* _Extracts from a graphics dataset_:

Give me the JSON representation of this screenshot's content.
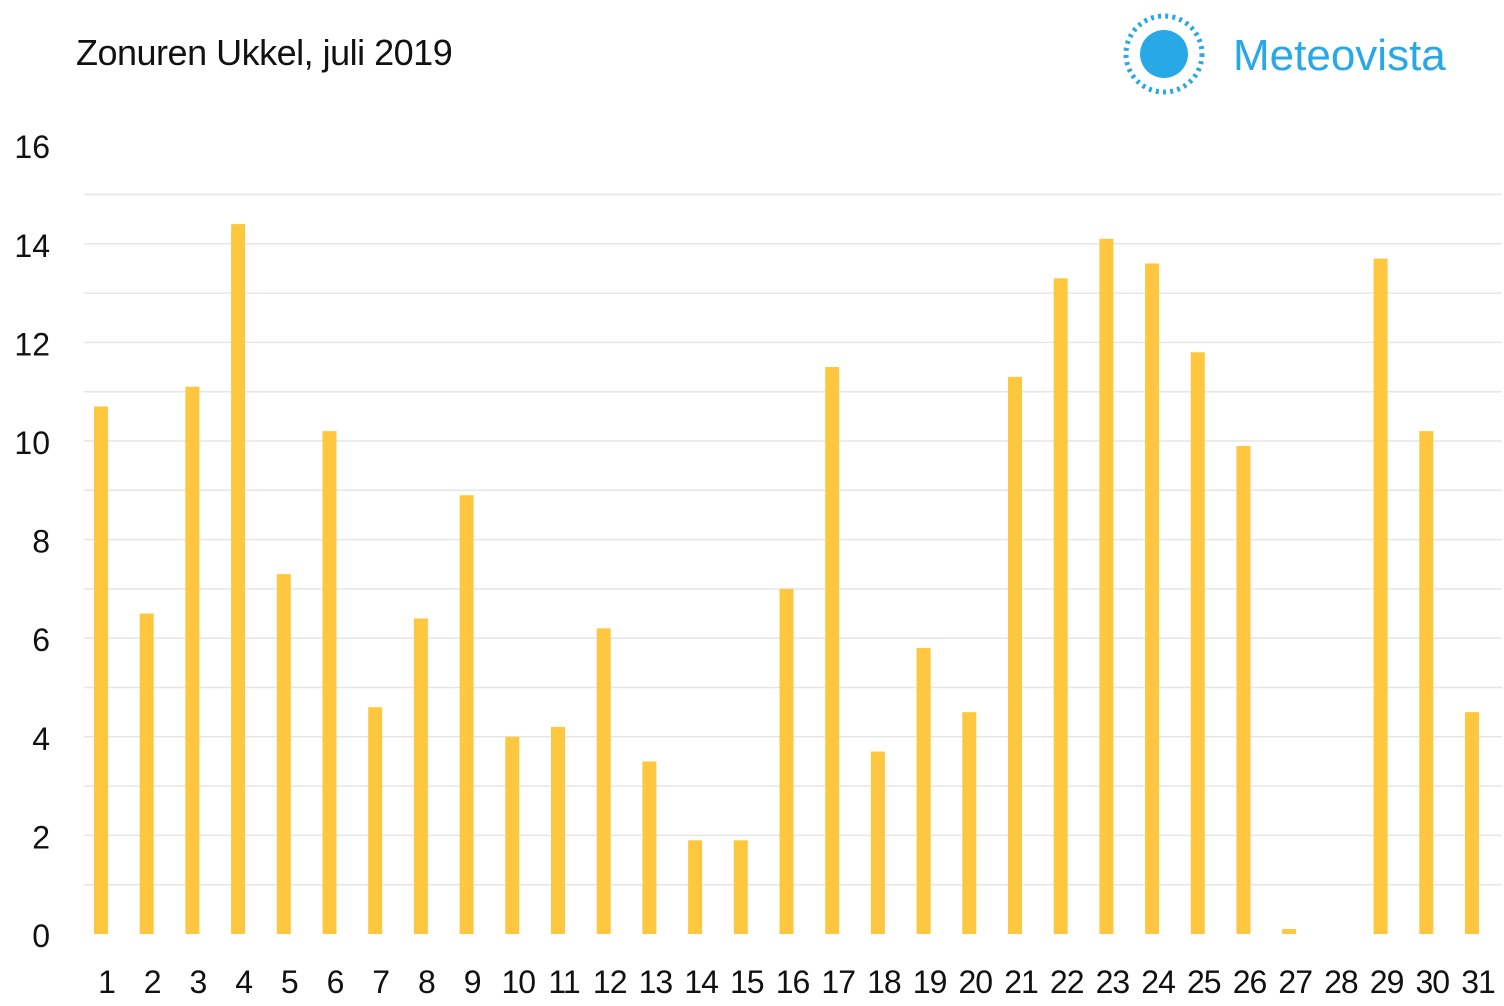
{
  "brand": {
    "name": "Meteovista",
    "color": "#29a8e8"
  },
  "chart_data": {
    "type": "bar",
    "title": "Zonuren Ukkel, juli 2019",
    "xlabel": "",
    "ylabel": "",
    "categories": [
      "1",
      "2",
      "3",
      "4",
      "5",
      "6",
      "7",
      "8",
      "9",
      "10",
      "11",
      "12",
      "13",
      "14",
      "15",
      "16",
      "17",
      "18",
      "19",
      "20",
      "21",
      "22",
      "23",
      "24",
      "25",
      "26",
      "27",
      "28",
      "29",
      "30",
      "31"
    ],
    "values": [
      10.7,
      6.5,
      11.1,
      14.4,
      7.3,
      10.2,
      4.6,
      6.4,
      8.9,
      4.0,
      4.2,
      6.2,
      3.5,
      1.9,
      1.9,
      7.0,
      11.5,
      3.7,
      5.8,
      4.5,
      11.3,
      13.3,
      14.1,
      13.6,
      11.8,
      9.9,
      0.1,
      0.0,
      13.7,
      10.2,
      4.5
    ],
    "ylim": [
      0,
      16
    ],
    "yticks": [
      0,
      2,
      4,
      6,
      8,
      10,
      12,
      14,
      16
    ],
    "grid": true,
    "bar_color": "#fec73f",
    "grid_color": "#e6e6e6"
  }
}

--

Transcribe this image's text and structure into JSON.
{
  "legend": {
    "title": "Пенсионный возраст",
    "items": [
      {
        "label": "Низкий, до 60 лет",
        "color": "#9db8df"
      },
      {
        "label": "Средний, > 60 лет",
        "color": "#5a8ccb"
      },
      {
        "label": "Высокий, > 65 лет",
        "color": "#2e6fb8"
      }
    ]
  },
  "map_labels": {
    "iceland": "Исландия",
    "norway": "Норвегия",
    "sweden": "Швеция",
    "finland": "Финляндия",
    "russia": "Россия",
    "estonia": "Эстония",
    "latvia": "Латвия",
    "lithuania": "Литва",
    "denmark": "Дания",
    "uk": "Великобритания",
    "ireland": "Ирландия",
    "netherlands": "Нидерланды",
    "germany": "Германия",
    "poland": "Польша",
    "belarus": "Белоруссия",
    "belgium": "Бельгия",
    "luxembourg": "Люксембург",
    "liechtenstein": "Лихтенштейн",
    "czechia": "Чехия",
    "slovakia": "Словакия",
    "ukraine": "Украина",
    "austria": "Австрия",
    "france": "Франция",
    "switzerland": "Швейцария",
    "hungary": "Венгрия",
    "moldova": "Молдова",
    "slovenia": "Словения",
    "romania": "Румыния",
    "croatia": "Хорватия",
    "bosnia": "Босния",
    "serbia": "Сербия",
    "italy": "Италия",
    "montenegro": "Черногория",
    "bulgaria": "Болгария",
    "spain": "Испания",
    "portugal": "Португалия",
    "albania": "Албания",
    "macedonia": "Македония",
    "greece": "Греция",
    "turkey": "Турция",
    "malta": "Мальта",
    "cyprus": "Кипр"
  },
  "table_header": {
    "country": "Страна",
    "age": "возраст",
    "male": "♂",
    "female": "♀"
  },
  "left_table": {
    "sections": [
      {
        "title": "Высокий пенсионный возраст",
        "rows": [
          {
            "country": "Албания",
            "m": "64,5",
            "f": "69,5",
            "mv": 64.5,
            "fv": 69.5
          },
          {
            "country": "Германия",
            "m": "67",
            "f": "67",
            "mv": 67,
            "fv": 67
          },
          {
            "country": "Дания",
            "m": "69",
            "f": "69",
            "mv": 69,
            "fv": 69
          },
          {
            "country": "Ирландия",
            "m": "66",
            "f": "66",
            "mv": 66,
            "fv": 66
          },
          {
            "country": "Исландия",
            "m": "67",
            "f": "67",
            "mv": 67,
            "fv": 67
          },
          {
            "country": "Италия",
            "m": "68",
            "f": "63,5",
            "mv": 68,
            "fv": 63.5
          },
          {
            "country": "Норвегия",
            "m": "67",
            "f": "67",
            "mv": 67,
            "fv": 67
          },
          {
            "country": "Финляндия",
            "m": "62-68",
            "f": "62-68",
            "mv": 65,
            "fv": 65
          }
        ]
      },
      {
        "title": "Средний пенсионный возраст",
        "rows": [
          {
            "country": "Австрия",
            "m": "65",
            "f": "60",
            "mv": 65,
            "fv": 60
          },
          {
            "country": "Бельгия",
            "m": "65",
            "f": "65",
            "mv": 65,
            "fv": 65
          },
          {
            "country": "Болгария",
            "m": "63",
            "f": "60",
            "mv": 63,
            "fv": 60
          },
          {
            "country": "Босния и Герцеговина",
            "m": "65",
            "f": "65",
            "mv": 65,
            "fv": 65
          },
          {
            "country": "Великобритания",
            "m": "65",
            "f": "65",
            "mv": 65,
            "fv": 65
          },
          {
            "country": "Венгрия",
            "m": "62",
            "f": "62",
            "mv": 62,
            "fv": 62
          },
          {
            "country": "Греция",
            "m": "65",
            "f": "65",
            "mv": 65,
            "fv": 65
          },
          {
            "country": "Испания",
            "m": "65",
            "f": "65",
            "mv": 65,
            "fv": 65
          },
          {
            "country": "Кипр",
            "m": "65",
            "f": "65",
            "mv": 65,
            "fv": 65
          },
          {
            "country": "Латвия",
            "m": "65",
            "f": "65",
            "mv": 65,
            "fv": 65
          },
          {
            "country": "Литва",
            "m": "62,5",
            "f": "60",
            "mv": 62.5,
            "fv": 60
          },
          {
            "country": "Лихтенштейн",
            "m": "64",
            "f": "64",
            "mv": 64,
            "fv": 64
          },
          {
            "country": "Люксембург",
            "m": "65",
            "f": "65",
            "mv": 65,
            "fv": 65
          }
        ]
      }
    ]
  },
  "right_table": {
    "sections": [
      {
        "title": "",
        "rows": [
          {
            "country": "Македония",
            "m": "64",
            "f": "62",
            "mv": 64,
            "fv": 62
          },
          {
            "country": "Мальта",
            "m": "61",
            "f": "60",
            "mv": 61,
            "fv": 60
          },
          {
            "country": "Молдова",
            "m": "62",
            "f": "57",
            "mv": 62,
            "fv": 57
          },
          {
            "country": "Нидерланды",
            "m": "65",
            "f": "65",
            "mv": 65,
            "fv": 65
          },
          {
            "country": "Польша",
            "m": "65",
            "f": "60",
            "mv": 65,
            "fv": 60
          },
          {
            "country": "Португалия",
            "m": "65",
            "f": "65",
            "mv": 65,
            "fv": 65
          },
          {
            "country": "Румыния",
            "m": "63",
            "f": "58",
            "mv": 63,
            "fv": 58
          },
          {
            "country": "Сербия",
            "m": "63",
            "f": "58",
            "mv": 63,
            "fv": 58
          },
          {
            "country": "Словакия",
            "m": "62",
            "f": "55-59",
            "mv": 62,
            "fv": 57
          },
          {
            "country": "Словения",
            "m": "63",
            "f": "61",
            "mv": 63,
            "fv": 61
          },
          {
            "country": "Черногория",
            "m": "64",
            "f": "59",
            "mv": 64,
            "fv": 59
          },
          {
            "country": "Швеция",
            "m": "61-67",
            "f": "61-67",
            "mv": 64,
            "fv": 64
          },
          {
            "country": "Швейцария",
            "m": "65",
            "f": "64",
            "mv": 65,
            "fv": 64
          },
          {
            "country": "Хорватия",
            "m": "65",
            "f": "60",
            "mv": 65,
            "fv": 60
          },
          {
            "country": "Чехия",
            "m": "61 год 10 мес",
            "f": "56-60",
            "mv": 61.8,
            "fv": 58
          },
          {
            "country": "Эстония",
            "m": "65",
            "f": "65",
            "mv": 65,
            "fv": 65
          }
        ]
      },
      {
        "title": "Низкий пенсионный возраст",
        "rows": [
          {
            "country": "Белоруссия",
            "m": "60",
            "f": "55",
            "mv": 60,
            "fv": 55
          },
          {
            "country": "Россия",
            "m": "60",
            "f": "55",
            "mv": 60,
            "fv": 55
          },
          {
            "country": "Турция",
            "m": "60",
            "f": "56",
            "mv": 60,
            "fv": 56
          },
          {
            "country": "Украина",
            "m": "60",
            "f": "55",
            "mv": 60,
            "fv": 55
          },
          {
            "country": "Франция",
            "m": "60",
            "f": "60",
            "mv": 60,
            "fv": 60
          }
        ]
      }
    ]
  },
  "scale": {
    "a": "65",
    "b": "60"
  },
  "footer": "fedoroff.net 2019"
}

* _Brief_: Gather all lines where the word "Средний" appears.

* _Solution to the exercise_:
        "label": "Средний, > 60 лет",
        "title": "Средний пенсионный возраст",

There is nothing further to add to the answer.